- _Required task_: Repeat the listing in full, exactly as it stands.

--*--

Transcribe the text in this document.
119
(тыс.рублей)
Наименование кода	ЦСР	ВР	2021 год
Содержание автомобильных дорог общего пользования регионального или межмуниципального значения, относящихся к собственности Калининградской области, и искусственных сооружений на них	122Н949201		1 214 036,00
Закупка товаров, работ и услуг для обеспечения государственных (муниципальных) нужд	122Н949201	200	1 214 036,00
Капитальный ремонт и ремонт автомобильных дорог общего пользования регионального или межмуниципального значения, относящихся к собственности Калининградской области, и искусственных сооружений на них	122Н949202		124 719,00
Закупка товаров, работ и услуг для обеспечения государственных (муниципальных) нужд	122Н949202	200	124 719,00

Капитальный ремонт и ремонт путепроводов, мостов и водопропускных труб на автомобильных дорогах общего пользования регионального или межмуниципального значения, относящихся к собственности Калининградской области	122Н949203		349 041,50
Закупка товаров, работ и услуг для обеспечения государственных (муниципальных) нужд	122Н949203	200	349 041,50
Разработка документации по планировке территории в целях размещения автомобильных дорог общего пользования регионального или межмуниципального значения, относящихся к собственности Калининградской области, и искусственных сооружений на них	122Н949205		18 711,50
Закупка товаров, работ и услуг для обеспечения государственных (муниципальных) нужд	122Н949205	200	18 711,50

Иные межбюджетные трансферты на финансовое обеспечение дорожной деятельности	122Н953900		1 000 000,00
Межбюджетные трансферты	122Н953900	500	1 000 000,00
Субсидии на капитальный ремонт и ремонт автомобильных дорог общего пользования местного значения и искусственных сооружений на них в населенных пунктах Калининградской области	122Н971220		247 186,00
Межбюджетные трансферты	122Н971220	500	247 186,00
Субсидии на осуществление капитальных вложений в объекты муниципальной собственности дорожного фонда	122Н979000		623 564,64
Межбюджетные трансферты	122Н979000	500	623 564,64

--*--

- _Exercise solution_:
Transcribe the text in this document.
119
(тыс.рублей)
Наименование кода	ЦСР	ВР	2021 год
Содержание автомобильных дорог общего пользования регионального или межмуниципального значения, относящихся к собственности Калининградской области, и искусственных сооружений на них	122Н949201		1 214 036,00
Закупка товаров, работ и услуг для обеспечения государственных (муниципальных) нужд	122Н949201	200	1 214 036,00
Капитальный ремонт и ремонт автомобильных дорог общего пользования регионального или межмуниципального значения, относящихся к собственности Калининградской области, и искусственных сооружений на них	122Н949202		124 719,00
Закупка товаров, работ и услуг для обеспечения государственных (муниципальных) нужд	122Н949202	200	124 719,00

Капитальный ремонт и ремонт путепроводов, мостов и водопропускных труб на автомобильных дорогах общего пользования регионального или межмуниципального значения, относящихся к собственности Калининградской области	122Н949203		349 041,50
Закупка товаров, работ и услуг для обеспечения государственных (муниципальных) нужд	122Н949203	200	349 041,50
Разработка документации по планировке территории в целях размещения автомобильных дорог общего пользования регионального или межмуниципального значения, относящихся к собственности Калининградской области, и искусственных сооружений на них	122Н949205		18 711,50
Закупка товаров, работ и услуг для обеспечения государственных (муниципальных) нужд	122Н949205	200	18 711,50

Иные межбюджетные трансферты на финансовое обеспечение дорожной деятельности	122Н953900		1 000 000,00
Межбюджетные трансферты	122Н953900	500	1 000 000,00
Субсидии на капитальный ремонт и ремонт автомобильных дорог общего пользования местного значения и искусственных сооружений на них в населенных пунктах Калининградской области	122Н971220		247 186,00
Межбюджетные трансферты	122Н971220	500	247 186,00
Субсидии на осуществление капитальных вложений в объекты муниципальной собственности дорожного фонда	122Н979000		623 564,64
Межбюджетные трансферты	122Н979000	500	623 564,64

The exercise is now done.